**OBJECTIVE**
Write out the whole listing, matching it exactly.

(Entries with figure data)
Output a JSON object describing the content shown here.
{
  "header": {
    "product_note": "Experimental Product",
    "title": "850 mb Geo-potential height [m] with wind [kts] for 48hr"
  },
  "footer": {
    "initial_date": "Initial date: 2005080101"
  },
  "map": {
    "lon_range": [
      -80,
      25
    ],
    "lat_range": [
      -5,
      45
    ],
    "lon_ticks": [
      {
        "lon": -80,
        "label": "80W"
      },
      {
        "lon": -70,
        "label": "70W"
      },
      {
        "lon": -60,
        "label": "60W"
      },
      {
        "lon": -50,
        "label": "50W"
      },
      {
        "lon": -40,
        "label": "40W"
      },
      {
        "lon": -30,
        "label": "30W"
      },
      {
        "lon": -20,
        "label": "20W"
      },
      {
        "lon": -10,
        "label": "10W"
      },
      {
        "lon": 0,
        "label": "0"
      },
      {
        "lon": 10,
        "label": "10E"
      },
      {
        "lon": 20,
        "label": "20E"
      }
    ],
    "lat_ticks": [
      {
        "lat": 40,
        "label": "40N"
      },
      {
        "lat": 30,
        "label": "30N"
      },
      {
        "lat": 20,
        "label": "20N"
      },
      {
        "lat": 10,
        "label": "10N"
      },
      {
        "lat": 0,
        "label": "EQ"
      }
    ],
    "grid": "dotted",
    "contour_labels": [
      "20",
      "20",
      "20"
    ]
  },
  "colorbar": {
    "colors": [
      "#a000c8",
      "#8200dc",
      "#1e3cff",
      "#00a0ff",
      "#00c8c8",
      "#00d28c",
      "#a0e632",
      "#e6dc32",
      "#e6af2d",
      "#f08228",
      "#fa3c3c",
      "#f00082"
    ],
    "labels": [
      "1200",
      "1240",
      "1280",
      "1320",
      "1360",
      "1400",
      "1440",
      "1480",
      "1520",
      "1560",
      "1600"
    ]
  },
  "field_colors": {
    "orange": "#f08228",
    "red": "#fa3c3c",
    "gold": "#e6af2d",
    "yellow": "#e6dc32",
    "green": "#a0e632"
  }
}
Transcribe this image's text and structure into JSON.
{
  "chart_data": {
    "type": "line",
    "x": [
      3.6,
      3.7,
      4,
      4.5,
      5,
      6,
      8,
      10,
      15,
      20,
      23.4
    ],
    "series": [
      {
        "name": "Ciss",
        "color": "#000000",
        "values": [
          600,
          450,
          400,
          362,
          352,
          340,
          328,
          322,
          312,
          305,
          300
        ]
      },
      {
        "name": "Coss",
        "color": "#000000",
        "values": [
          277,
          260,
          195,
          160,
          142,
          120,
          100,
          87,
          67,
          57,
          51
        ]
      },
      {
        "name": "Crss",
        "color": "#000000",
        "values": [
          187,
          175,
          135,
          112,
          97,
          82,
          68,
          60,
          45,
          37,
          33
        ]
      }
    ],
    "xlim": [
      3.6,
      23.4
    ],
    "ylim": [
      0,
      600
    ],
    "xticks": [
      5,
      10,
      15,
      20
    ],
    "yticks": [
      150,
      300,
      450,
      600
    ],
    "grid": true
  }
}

**EXERCISE ANSWER**
Output a JSON object describing the content shown here.
{
  "header": {
    "product_note": "Experimental Product",
    "title": "850 mb Geo-potential height [m] with wind [kts] for 48hr"
  },
  "footer": {
    "initial_date": "Initial date: 2005080101"
  },
  "map": {
    "lon_range": [
      -80,
      25
    ],
    "lat_range": [
      -5,
      45
    ],
    "lon_ticks": [
      {
        "lon": -80,
        "label": "80W"
      },
      {
        "lon": -70,
        "label": "70W"
      },
      {
        "lon": -60,
        "label": "60W"
      },
      {
        "lon": -50,
        "label": "50W"
      },
      {
        "lon": -40,
        "label": "40W"
      },
      {
        "lon": -30,
        "label": "30W"
      },
      {
        "lon": -20,
        "label": "20W"
      },
      {
        "lon": -10,
        "label": "10W"
      },
      {
        "lon": 0,
        "label": "0"
      },
      {
        "lon": 10,
        "label": "10E"
      },
      {
        "lon": 20,
        "label": "20E"
      }
    ],
    "lat_ticks": [
      {
        "lat": 40,
        "label": "40N"
      },
      {
        "lat": 30,
        "label": "30N"
      },
      {
        "lat": 20,
        "label": "20N"
      },
      {
        "lat": 10,
        "label": "10N"
      },
      {
        "lat": 0,
        "label": "EQ"
      }
    ],
    "grid": "dotted",
    "contour_labels": [
      "20",
      "20",
      "20"
    ]
  },
  "colorbar": {
    "colors": [
      "#a000c8",
      "#8200dc",
      "#1e3cff",
      "#00a0ff",
      "#00c8c8",
      "#00d28c",
      "#a0e632",
      "#e6dc32",
      "#e6af2d",
      "#f08228",
      "#fa3c3c",
      "#f00082"
    ],
    "labels": [
      "1200",
      "1240",
      "1280",
      "1320",
      "1360",
      "1400",
      "1440",
      "1480",
      "1520",
      "1560",
      "1600"
    ]
  },
  "field_colors": {
    "orange": "#f08228",
    "red": "#fa3c3c",
    "gold": "#e6af2d",
    "yellow": "#e6dc32",
    "green": "#a0e632"
  }
}
Transcribe this image's text and structure into JSON.
{
  "chart_data": {
    "type": "line",
    "x": [
      3.6,
      3.7,
      4,
      4.5,
      5,
      6,
      8,
      10,
      15,
      20,
      23.4
    ],
    "series": [
      {
        "name": "Ciss",
        "color": "#000000",
        "values": [
          600,
          450,
          400,
          362,
          352,
          340,
          328,
          322,
          312,
          305,
          300
        ]
      },
      {
        "name": "Coss",
        "color": "#000000",
        "values": [
          277,
          260,
          195,
          160,
          142,
          120,
          100,
          87,
          67,
          57,
          51
        ]
      },
      {
        "name": "Crss",
        "color": "#000000",
        "values": [
          187,
          175,
          135,
          112,
          97,
          82,
          68,
          60,
          45,
          37,
          33
        ]
      }
    ],
    "xlim": [
      3.6,
      23.4
    ],
    "ylim": [
      0,
      600
    ],
    "xticks": [
      5,
      10,
      15,
      20
    ],
    "yticks": [
      150,
      300,
      450,
      600
    ],
    "grid": true
  }
}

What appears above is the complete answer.